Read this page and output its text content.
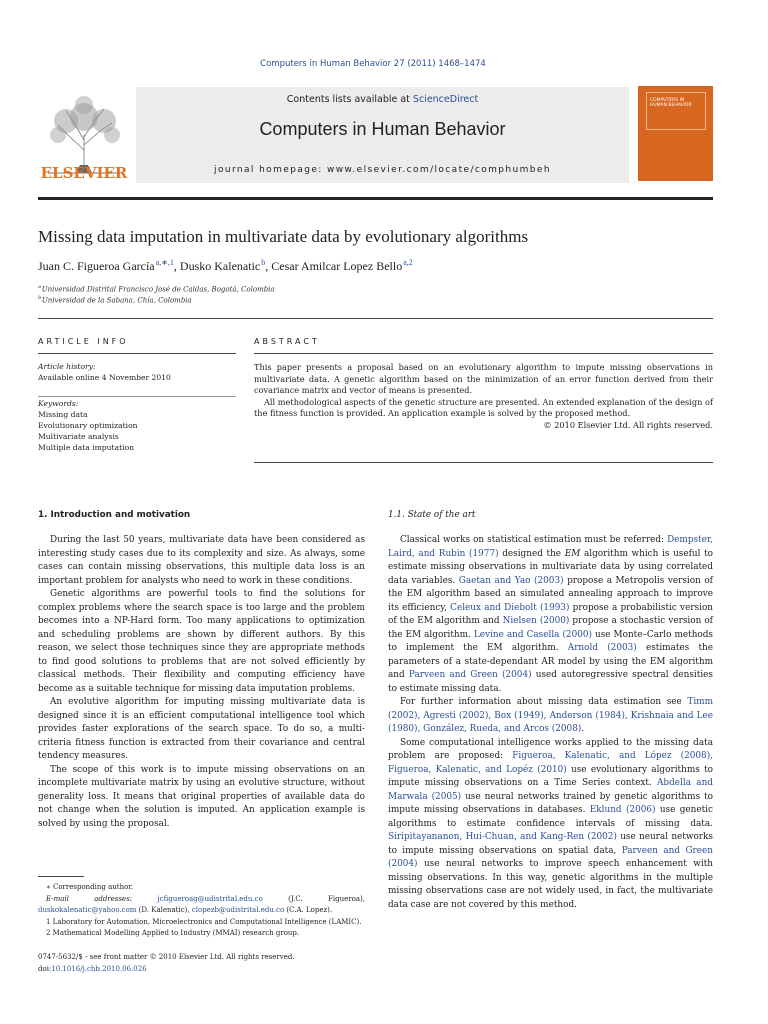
Computers in Human Behavior 27 (2011) 1468–1474
ELSEVIER
Contents lists available at ScienceDirect
Computers in Human Behavior
journal homepage: www.elsevier.com/locate/comphumbeh
COMPUTERS IN HUMAN BEHAVIOR
Missing data imputation in multivariate data by evolutionary algorithms
Juan C. Figueroa García $^{a,∗,1}$, Dusko Kalenatic $^b$, Cesar Amilcar Lopez Bello $^{a,2}$
$^a$ Universidad Distrital Francisco José de Caldas, Bogotá, Colombia
$^b$ Universidad de la Sabana, Chía, Colombia
ARTICLE INFO
Article history:
Available online 4 November 2010
Keywords:
Missing data
Evolutionary optimization
Multivariate analysis
Multiple data imputation
ABSTRACT

This paper presents a proposal based on an evolutionary algorithm to impute missing observations in multivariate data. A genetic algorithm based on the minimization of an error function derived from their covariance matrix and vector of means is presented.

All methodological aspects of the genetic structure are presented. An extended explanation of the design of the fitness function is provided. An application example is solved by the proposed method.

© 2010 Elsevier Ltd. All rights reserved.

1. Introduction and motivation

During the last 50 years, multivariate data have been considered as interesting study cases due to its complexity and size. As always, some cases can contain missing observations, this multiple data loss is an important problem for analysts who need to work in these conditions.

Genetic algorithms are powerful tools to find the solutions for complex problems where the search space is too large and the problem becomes into a NP-Hard form. Too many applications to optimization and scheduling problems are shown by different authors. By this reason, we select those techniques since they are appropriate methods to find good solutions to problems that are not solved efficiently by classical methods. Their flexibility and computing efficiency have become as a suitable technique for missing data imputation problems.

An evolutive algorithm for imputing missing multivariate data is designed since it is an efficient computational intelligence tool which provides faster explorations of the search space. To do so, a multi-criteria fitness function is extracted from their covariance and central tendency measures.

The scope of this work is to impute missing observations on an incomplete multivariate matrix by using an evolutive structure, without generality loss. It means that original properties of available data do not change when the solution is imputed. An application example is solved by using the proposal.

∗ Corresponding author.

E-mail addresses:	jcfigueroag@udistrital.edu.co	(J.C. Figueroa),

duskokalenatic@yahoo.com (D. Kalenatic), clopezb@udistrital.edu.co (C.A. Lopez).

1 Laboratory for Automation, Microelectronics and Computational Intelligence (LAMIC).

2 Mathematical Modelling Applied to Industry (MMAI) research group.

0747-5632/$ - see front matter © 2010 Elsevier Ltd. All rights reserved.
doi:10.1016/j.chb.2010.06.026
1.1. State of the art

Classical works on statistical estimation must be referred: Dempster, Laird, and Rubin (1977) designed the EM algorithm which is useful to estimate missing observations in multivariate data by using correlated data variables. Gaetan and Yao (2003) propose a Metropolis version of the EM algorithm based an simulated annealing approach to improve its efficiency, Celeux and Diebolt (1993) propose a probabilistic version of the EM algorithm and Nielsen (2000) propose a stochastic version of the EM algorithm. Levine and Casella (2000) use Monte–Carlo methods to implement the EM algorithm. Arnold (2003) estimates the parameters of a state-dependant AR model by using the EM algorithm and Parveen and Green (2004) used autoregressive spectral densities to estimate missing data.

For further information about missing data estimation see Timm (2002), Agresti (2002), Box (1949), Anderson (1984), Krishnaia and Lee (1980), González, Rueda, and Arcos (2008).

Some computational intelligence works applied to the missing data problem are proposed: Figueroa, Kalenatic, and López (2008), Figueroa, Kalenatic, and Lopéz (2010) use evolutionary algorithms to impute missing observations on a Time Series context. Abdella and Marwala (2005) use neural networks trained by genetic algorithms to impute missing observations in databases. Eklund (2006) use genetic algorithms to estimate confidence intervals of missing data. Siripitayananon, Hui-Chuan, and Kang-Ren (2002) use neural networks to impute missing observations on spatial data, Parveen and Green (2004) use neural networks to improve speech enhancement with missing observations. In this way, genetic algorithms in the multiple missing observations case are not widely used, in fact, the multivariate data case are not covered by this method.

Your instructions = Collect the complete line wherever the string "udistrital" appears in the records.

Task solution =
E-mail addresses:	jcfigueroag@udistrital.edu.co	(J.C. Figueroa),
duskokalenatic@yahoo.com (D. Kalenatic), clopezb@udistrital.edu.co (C.A. Lopez).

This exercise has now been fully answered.